(Stored dataset items)
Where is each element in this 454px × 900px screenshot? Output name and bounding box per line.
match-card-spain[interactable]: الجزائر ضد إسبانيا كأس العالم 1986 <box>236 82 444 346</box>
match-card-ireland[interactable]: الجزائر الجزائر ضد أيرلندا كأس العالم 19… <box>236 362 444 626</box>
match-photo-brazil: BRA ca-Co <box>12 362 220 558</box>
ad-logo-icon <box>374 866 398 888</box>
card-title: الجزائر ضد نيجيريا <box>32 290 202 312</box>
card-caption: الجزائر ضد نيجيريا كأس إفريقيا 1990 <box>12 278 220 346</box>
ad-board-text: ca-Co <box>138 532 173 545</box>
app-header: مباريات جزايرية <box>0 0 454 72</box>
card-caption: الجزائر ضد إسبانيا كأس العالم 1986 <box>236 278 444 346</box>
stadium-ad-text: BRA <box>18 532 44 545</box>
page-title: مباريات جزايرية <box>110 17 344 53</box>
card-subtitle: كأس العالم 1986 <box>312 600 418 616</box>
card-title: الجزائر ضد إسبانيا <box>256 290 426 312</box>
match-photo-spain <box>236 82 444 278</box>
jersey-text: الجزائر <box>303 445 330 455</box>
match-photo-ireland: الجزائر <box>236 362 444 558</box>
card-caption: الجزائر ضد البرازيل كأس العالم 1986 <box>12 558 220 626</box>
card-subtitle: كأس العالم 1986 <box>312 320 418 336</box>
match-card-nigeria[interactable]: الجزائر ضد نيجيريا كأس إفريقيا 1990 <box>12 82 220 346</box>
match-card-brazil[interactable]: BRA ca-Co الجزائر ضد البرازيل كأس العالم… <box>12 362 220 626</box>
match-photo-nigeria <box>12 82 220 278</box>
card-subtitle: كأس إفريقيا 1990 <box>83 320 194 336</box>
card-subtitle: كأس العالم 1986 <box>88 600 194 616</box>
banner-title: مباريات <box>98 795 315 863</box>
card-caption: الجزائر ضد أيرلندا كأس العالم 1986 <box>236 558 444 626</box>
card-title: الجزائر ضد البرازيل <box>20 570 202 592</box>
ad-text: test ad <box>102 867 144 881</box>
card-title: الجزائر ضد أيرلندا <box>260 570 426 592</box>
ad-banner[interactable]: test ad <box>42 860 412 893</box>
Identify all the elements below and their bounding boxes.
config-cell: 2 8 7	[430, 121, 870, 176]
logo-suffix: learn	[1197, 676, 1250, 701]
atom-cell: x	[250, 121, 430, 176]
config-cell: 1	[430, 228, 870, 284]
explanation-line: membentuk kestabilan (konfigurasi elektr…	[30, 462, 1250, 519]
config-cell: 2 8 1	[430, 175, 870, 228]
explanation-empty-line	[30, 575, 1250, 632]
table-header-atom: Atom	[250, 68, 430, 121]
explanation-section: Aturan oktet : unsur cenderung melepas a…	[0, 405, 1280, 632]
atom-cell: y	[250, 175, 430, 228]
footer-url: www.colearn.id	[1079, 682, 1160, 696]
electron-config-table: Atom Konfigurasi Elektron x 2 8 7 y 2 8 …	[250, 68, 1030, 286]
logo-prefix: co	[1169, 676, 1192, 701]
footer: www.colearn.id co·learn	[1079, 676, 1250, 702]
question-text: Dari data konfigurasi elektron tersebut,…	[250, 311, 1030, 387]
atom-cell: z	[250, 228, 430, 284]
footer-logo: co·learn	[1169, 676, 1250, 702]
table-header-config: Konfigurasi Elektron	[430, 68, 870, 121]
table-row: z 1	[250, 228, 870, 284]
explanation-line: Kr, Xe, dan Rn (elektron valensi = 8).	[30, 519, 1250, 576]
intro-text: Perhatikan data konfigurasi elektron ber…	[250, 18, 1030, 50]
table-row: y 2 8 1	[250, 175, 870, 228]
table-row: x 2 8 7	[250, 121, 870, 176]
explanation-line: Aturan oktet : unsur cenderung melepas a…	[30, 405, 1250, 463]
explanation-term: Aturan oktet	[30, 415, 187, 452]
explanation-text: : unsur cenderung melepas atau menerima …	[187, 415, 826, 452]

==

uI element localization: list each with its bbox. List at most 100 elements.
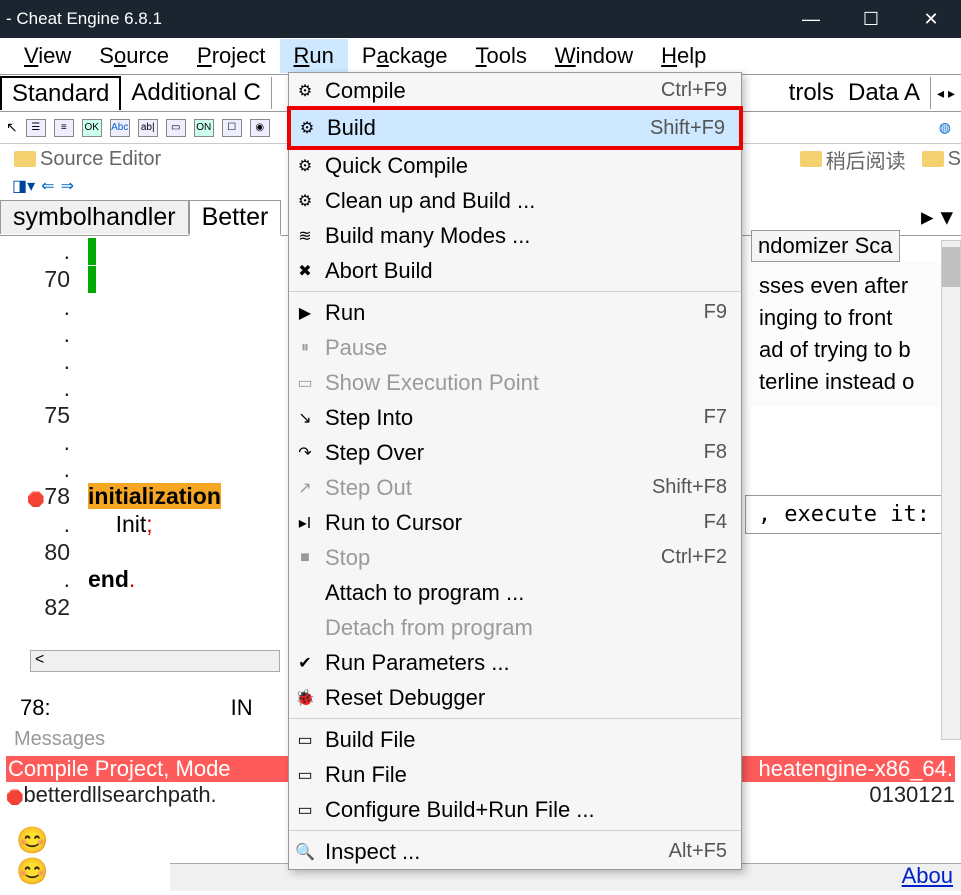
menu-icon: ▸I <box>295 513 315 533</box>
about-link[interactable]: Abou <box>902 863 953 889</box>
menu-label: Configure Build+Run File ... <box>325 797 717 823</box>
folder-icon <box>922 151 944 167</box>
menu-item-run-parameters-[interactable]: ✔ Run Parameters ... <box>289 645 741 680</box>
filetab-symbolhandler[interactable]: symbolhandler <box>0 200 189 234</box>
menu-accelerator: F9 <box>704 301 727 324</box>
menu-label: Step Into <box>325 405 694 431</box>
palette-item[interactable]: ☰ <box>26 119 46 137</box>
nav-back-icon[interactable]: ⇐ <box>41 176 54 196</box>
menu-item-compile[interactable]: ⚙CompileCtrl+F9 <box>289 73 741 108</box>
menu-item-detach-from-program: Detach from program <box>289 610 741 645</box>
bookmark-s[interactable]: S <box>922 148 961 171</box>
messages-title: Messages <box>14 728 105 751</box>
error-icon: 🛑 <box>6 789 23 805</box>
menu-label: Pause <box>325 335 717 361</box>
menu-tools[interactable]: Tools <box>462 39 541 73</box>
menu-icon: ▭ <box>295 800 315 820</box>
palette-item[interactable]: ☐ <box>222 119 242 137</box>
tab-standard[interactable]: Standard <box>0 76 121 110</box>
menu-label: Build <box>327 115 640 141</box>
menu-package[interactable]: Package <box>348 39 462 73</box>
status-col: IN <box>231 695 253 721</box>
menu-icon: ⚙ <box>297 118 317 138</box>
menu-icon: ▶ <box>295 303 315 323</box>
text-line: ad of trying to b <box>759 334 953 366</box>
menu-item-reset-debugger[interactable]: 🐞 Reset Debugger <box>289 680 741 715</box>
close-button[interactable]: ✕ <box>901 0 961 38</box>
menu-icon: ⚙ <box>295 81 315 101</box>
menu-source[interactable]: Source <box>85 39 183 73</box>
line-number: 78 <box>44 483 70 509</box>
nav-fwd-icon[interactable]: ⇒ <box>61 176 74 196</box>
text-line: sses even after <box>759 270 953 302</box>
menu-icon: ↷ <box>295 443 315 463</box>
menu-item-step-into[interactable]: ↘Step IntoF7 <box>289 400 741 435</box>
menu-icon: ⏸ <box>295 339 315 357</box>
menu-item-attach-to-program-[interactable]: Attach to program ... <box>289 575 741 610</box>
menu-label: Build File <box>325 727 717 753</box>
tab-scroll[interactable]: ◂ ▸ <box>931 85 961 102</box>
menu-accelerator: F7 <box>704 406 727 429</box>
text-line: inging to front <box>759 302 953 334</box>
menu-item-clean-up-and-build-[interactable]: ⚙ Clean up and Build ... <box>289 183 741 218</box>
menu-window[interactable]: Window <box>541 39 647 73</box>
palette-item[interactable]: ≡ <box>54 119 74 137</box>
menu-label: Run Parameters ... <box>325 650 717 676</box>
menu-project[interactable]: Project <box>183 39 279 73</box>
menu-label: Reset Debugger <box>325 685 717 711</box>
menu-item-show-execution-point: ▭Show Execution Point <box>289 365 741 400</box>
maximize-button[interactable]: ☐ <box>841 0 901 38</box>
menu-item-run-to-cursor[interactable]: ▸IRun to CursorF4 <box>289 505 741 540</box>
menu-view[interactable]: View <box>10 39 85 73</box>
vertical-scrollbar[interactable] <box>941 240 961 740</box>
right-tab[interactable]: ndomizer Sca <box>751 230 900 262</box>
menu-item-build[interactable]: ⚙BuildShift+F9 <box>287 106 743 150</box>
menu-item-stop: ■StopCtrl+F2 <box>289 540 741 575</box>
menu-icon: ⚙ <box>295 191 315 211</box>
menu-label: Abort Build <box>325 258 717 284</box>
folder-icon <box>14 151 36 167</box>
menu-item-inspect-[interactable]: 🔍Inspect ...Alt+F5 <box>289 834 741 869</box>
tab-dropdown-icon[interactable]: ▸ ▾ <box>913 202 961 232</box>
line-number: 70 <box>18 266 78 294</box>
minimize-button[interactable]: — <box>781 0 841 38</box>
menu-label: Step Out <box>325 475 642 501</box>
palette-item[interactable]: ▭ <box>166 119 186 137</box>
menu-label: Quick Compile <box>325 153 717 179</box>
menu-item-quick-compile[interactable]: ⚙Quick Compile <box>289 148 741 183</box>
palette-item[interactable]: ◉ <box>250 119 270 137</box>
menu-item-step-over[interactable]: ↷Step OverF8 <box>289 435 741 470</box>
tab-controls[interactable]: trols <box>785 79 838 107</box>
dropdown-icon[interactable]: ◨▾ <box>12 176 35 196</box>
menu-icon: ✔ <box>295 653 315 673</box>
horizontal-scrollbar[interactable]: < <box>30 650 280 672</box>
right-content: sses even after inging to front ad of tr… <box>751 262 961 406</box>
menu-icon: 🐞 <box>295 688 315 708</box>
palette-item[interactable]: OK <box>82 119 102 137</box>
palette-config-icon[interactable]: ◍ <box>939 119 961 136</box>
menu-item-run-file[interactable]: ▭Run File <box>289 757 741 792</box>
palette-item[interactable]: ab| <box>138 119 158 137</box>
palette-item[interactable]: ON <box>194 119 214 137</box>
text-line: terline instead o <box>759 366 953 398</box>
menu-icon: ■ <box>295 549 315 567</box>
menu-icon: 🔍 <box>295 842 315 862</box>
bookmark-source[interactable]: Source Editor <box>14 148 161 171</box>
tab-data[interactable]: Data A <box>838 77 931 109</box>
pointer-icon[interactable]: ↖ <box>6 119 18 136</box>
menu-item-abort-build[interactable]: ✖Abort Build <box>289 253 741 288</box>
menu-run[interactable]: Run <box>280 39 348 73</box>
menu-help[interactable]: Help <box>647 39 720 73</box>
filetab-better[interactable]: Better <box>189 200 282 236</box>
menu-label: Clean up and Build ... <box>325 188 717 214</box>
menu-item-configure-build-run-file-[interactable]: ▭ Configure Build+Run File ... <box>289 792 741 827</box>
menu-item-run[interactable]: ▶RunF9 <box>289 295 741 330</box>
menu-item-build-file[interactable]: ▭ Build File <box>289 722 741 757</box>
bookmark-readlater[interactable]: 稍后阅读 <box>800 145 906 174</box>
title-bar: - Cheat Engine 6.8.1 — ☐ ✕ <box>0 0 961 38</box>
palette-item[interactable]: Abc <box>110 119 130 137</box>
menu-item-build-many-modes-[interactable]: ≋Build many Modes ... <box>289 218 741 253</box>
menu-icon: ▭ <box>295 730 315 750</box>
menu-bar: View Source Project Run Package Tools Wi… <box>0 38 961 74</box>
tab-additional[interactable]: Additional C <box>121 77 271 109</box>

_The task_
Please rewrite the part that opens with the line containing "Where is each" and closes with the line containing "match-card-spain[interactable]: الجزائر ضد", changing "Output" to "Give" and leaving everything else as it stands.

_Solution_
Where is each element in this 454px × 900px screenshot? Give name and bounding box per line.
match-card-spain[interactable]: الجزائر ضد إسبانيا كأس العالم 1986 <box>236 82 444 346</box>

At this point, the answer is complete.